## [TASK GOAL]
Copy out the entries below precisely; nothing is to be omitted.

(Extracted records)
* start *
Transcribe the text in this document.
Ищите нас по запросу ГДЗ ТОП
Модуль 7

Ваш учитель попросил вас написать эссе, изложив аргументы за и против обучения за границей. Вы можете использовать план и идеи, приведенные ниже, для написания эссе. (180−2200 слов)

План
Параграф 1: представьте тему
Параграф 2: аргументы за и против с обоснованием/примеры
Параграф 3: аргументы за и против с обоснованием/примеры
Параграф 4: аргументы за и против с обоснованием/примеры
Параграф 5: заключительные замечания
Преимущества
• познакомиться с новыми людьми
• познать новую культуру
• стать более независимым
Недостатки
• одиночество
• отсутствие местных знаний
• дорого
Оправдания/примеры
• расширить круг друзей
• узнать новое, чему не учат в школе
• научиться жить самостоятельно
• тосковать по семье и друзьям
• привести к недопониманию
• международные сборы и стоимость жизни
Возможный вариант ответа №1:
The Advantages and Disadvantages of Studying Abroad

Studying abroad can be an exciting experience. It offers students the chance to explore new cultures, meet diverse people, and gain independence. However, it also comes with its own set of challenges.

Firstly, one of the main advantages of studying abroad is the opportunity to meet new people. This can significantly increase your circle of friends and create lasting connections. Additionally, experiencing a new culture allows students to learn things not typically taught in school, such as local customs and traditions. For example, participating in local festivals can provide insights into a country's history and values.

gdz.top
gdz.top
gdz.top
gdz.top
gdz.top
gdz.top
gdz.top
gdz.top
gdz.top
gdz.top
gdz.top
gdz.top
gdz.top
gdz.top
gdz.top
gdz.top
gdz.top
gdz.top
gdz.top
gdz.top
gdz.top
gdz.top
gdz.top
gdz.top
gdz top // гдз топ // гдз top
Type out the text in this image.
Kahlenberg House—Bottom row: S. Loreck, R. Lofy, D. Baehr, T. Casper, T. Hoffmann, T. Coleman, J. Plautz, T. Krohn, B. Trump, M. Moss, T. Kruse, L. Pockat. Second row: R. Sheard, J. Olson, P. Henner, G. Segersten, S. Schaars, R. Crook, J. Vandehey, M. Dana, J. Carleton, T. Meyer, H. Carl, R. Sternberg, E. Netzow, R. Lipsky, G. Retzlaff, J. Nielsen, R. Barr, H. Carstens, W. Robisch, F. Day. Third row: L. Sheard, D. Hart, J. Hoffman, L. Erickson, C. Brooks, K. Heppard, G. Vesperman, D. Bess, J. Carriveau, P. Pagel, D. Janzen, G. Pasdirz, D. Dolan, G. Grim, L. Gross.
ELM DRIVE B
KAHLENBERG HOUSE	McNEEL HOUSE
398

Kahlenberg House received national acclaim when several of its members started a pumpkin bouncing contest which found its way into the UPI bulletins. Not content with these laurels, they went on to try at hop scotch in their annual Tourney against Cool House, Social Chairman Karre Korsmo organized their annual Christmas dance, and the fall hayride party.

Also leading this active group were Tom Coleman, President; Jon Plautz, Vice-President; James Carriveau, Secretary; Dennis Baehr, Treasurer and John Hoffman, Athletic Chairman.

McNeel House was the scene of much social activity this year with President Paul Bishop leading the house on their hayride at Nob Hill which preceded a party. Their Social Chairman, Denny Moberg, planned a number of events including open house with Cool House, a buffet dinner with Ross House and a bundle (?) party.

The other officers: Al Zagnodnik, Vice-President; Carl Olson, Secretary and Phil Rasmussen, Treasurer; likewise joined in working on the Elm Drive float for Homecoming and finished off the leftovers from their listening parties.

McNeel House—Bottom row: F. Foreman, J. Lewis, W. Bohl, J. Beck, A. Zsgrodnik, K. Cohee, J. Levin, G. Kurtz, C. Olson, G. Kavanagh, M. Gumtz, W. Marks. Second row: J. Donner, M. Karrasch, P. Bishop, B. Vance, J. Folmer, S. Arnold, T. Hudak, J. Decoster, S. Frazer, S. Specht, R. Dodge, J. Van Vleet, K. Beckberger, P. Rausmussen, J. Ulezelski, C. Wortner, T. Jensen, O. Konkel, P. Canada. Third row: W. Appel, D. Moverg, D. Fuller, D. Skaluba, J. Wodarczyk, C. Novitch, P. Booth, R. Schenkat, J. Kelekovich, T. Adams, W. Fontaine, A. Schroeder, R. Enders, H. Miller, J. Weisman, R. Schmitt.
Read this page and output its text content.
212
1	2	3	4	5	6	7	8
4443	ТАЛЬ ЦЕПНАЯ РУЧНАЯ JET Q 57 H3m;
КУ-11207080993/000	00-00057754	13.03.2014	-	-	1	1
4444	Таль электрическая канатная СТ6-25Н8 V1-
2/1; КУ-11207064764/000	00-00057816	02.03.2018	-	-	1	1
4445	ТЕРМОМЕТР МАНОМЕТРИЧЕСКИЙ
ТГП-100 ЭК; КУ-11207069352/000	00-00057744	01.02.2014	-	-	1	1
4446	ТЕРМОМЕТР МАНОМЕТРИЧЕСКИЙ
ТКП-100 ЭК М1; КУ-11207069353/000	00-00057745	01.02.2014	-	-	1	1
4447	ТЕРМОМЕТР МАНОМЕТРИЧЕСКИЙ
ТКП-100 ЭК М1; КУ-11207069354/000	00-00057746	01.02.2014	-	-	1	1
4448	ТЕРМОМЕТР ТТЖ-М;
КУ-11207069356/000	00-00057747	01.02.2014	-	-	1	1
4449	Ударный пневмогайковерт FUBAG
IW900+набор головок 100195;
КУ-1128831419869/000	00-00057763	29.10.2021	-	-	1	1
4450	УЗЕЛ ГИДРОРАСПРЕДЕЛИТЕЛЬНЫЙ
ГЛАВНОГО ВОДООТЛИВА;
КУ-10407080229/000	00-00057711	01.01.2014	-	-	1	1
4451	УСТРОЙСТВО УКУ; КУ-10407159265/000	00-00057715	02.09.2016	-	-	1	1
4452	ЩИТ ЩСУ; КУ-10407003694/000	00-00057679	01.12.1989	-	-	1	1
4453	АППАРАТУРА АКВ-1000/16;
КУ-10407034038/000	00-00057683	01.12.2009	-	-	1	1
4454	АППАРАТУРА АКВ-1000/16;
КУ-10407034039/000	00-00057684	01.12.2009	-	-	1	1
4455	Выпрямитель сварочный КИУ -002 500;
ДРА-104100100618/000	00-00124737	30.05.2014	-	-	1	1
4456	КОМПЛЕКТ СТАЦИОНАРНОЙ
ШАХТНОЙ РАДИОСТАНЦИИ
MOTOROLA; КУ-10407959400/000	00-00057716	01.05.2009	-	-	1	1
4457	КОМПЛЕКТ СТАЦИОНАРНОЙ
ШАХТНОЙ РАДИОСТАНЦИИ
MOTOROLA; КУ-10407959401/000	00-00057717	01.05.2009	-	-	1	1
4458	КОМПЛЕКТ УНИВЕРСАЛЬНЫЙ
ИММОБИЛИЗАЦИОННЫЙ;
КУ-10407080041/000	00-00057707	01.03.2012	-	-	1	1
* end *
## [THE ANSWER]
Transcribe the text in this document.
Ищите нас по запросу ГДЗ ТОП
Модуль 7

Ваш учитель попросил вас написать эссе, изложив аргументы за и против обучения за границей. Вы можете использовать план и идеи, приведенные ниже, для написания эссе. (180−2200 слов)

План
Параграф 1: представьте тему
Параграф 2: аргументы за и против с обоснованием/примеры
Параграф 3: аргументы за и против с обоснованием/примеры
Параграф 4: аргументы за и против с обоснованием/примеры
Параграф 5: заключительные замечания
Преимущества
• познакомиться с новыми людьми
• познать новую культуру
• стать более независимым
Недостатки
• одиночество
• отсутствие местных знаний
• дорого
Оправдания/примеры
• расширить круг друзей
• узнать новое, чему не учат в школе
• научиться жить самостоятельно
• тосковать по семье и друзьям
• привести к недопониманию
• международные сборы и стоимость жизни
Возможный вариант ответа №1:
The Advantages and Disadvantages of Studying Abroad

Studying abroad can be an exciting experience. It offers students the chance to explore new cultures, meet diverse people, and gain independence. However, it also comes with its own set of challenges.

Firstly, one of the main advantages of studying abroad is the opportunity to meet new people. This can significantly increase your circle of friends and create lasting connections. Additionally, experiencing a new culture allows students to learn things not typically taught in school, such as local customs and traditions. For example, participating in local festivals can provide insights into a country's history and values.

gdz.top
gdz.top
gdz.top
gdz.top
gdz.top
gdz.top
gdz.top
gdz.top
gdz.top
gdz.top
gdz.top
gdz.top
gdz.top
gdz.top
gdz.top
gdz.top
gdz.top
gdz.top
gdz.top
gdz.top
gdz.top
gdz.top
gdz.top
gdz.top
gdz top // гдз топ // гдз top
Type out the text in this image.
Kahlenberg House—Bottom row: S. Loreck, R. Lofy, D. Baehr, T. Casper, T. Hoffmann, T. Coleman, J. Plautz, T. Krohn, B. Trump, M. Moss, T. Kruse, L. Pockat. Second row: R. Sheard, J. Olson, P. Henner, G. Segersten, S. Schaars, R. Crook, J. Vandehey, M. Dana, J. Carleton, T. Meyer, H. Carl, R. Sternberg, E. Netzow, R. Lipsky, G. Retzlaff, J. Nielsen, R. Barr, H. Carstens, W. Robisch, F. Day. Third row: L. Sheard, D. Hart, J. Hoffman, L. Erickson, C. Brooks, K. Heppard, G. Vesperman, D. Bess, J. Carriveau, P. Pagel, D. Janzen, G. Pasdirz, D. Dolan, G. Grim, L. Gross.
ELM DRIVE B
KAHLENBERG HOUSE	McNEEL HOUSE
398

Kahlenberg House received national acclaim when several of its members started a pumpkin bouncing contest which found its way into the UPI bulletins. Not content with these laurels, they went on to try at hop scotch in their annual Tourney against Cool House, Social Chairman Karre Korsmo organized their annual Christmas dance, and the fall hayride party.

Also leading this active group were Tom Coleman, President; Jon Plautz, Vice-President; James Carriveau, Secretary; Dennis Baehr, Treasurer and John Hoffman, Athletic Chairman.

McNeel House was the scene of much social activity this year with President Paul Bishop leading the house on their hayride at Nob Hill which preceded a party. Their Social Chairman, Denny Moberg, planned a number of events including open house with Cool House, a buffet dinner with Ross House and a bundle (?) party.

The other officers: Al Zagnodnik, Vice-President; Carl Olson, Secretary and Phil Rasmussen, Treasurer; likewise joined in working on the Elm Drive float for Homecoming and finished off the leftovers from their listening parties.

McNeel House—Bottom row: F. Foreman, J. Lewis, W. Bohl, J. Beck, A. Zsgrodnik, K. Cohee, J. Levin, G. Kurtz, C. Olson, G. Kavanagh, M. Gumtz, W. Marks. Second row: J. Donner, M. Karrasch, P. Bishop, B. Vance, J. Folmer, S. Arnold, T. Hudak, J. Decoster, S. Frazer, S. Specht, R. Dodge, J. Van Vleet, K. Beckberger, P. Rausmussen, J. Ulezelski, C. Wortner, T. Jensen, O. Konkel, P. Canada. Third row: W. Appel, D. Moverg, D. Fuller, D. Skaluba, J. Wodarczyk, C. Novitch, P. Booth, R. Schenkat, J. Kelekovich, T. Adams, W. Fontaine, A. Schroeder, R. Enders, H. Miller, J. Weisman, R. Schmitt.
Read this page and output its text content.
212
1	2	3	4	5	6	7	8
4443	ТАЛЬ ЦЕПНАЯ РУЧНАЯ JET Q 57 H3m;
КУ-11207080993/000	00-00057754	13.03.2014	-	-	1	1
4444	Таль электрическая канатная СТ6-25Н8 V1-
2/1; КУ-11207064764/000	00-00057816	02.03.2018	-	-	1	1
4445	ТЕРМОМЕТР МАНОМЕТРИЧЕСКИЙ
ТГП-100 ЭК; КУ-11207069352/000	00-00057744	01.02.2014	-	-	1	1
4446	ТЕРМОМЕТР МАНОМЕТРИЧЕСКИЙ
ТКП-100 ЭК М1; КУ-11207069353/000	00-00057745	01.02.2014	-	-	1	1
4447	ТЕРМОМЕТР МАНОМЕТРИЧЕСКИЙ
ТКП-100 ЭК М1; КУ-11207069354/000	00-00057746	01.02.2014	-	-	1	1
4448	ТЕРМОМЕТР ТТЖ-М;
КУ-11207069356/000	00-00057747	01.02.2014	-	-	1	1
4449	Ударный пневмогайковерт FUBAG
IW900+набор головок 100195;
КУ-1128831419869/000	00-00057763	29.10.2021	-	-	1	1
4450	УЗЕЛ ГИДРОРАСПРЕДЕЛИТЕЛЬНЫЙ
ГЛАВНОГО ВОДООТЛИВА;
КУ-10407080229/000	00-00057711	01.01.2014	-	-	1	1
4451	УСТРОЙСТВО УКУ; КУ-10407159265/000	00-00057715	02.09.2016	-	-	1	1
4452	ЩИТ ЩСУ; КУ-10407003694/000	00-00057679	01.12.1989	-	-	1	1
4453	АППАРАТУРА АКВ-1000/16;
КУ-10407034038/000	00-00057683	01.12.2009	-	-	1	1
4454	АППАРАТУРА АКВ-1000/16;
КУ-10407034039/000	00-00057684	01.12.2009	-	-	1	1
4455	Выпрямитель сварочный КИУ -002 500;
ДРА-104100100618/000	00-00124737	30.05.2014	-	-	1	1
4456	КОМПЛЕКТ СТАЦИОНАРНОЙ
ШАХТНОЙ РАДИОСТАНЦИИ
MOTOROLA; КУ-10407959400/000	00-00057716	01.05.2009	-	-	1	1
4457	КОМПЛЕКТ СТАЦИОНАРНОЙ
ШАХТНОЙ РАДИОСТАНЦИИ
MOTOROLA; КУ-10407959401/000	00-00057717	01.05.2009	-	-	1	1
4458	КОМПЛЕКТ УНИВЕРСАЛЬНЫЙ
ИММОБИЛИЗАЦИОННЫЙ;
КУ-10407080041/000	00-00057707	01.03.2012	-	-	1	1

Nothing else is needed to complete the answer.